■ Task brief
Determine how many lines of this material contain "name". Give only the number.

Dataset entries on figures:
= = = = =

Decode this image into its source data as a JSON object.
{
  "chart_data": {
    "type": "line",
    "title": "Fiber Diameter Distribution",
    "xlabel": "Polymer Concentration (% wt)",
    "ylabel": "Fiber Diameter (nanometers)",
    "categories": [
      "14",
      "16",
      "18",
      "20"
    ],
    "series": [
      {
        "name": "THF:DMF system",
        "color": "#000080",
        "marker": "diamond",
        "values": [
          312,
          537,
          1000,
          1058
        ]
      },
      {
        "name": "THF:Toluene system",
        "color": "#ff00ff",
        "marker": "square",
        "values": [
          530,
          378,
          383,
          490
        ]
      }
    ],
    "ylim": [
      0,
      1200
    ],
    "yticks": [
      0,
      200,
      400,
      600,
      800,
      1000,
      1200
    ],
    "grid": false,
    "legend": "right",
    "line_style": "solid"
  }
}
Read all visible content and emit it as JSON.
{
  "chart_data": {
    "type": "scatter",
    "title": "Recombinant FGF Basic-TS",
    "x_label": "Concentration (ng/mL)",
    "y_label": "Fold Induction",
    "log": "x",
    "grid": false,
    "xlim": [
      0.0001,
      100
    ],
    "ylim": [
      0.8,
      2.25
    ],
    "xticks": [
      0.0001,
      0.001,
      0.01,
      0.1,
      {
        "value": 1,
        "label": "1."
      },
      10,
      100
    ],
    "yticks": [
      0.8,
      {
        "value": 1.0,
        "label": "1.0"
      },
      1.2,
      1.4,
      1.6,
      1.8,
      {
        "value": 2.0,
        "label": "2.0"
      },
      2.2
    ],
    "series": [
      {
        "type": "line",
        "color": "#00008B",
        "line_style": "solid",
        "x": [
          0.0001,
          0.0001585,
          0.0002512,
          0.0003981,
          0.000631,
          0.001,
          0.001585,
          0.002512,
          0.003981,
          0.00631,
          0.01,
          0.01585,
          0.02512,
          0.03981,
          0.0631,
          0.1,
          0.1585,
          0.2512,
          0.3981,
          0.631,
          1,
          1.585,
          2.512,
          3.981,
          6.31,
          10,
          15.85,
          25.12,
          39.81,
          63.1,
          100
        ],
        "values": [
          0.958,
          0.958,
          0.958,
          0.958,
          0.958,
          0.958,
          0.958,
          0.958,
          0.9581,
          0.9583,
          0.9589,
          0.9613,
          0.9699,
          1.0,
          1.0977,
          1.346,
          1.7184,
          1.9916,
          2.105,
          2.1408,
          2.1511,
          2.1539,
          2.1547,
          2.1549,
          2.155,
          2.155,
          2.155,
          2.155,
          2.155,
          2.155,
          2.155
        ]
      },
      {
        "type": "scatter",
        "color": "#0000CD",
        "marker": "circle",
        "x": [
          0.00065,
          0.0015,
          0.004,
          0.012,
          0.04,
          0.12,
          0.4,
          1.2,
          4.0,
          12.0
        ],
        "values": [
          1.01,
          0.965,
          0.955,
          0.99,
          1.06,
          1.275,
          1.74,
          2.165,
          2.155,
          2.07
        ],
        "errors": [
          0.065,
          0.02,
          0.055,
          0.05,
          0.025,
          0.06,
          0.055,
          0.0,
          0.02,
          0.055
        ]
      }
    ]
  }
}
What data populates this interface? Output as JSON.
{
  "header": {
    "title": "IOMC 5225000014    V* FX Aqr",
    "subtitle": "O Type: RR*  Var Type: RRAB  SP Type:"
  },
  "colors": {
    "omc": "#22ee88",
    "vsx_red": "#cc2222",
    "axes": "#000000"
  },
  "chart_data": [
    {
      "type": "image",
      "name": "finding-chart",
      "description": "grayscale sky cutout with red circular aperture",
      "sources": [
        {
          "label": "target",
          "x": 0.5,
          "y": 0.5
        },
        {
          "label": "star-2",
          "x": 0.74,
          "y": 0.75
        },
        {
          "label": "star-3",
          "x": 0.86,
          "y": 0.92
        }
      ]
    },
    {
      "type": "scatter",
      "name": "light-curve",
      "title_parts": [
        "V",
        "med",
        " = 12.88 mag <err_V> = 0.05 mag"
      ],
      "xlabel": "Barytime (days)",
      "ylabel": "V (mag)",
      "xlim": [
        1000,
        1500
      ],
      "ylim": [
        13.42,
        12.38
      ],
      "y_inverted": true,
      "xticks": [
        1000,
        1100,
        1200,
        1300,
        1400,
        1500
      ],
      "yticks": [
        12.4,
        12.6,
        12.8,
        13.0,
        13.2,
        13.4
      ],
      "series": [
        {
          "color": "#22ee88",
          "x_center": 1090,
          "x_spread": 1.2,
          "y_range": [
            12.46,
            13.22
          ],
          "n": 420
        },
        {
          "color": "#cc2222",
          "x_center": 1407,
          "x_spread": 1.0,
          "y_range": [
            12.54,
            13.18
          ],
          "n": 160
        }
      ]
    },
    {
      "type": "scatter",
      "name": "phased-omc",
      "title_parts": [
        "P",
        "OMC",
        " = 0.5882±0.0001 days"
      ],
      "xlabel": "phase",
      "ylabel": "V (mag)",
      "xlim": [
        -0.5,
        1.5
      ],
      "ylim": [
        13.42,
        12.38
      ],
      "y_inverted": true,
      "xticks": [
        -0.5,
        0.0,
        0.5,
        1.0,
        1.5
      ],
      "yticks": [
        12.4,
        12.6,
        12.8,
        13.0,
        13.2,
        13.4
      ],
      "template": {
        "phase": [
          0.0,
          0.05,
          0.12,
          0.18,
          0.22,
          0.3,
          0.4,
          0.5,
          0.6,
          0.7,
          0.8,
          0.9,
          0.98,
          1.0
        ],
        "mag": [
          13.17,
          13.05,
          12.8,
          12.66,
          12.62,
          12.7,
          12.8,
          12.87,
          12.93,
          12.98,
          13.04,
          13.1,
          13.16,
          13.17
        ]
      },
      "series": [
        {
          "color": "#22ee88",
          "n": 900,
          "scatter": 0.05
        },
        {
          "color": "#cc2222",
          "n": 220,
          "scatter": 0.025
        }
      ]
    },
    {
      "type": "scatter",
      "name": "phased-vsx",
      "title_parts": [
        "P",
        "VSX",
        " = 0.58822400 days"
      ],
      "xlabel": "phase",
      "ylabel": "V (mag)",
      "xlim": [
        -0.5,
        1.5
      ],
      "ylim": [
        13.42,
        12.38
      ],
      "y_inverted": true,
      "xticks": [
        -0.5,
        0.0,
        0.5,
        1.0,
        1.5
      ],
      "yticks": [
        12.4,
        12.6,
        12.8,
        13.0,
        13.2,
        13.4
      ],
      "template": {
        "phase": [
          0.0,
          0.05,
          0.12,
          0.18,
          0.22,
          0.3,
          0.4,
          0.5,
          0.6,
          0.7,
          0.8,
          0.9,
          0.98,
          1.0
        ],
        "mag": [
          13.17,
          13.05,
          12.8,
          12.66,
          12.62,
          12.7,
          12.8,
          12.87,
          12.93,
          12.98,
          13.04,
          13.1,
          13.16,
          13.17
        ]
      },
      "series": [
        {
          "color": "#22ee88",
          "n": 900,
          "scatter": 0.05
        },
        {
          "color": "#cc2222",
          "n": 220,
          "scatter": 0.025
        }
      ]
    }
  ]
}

= = = = =

■ Right answer
6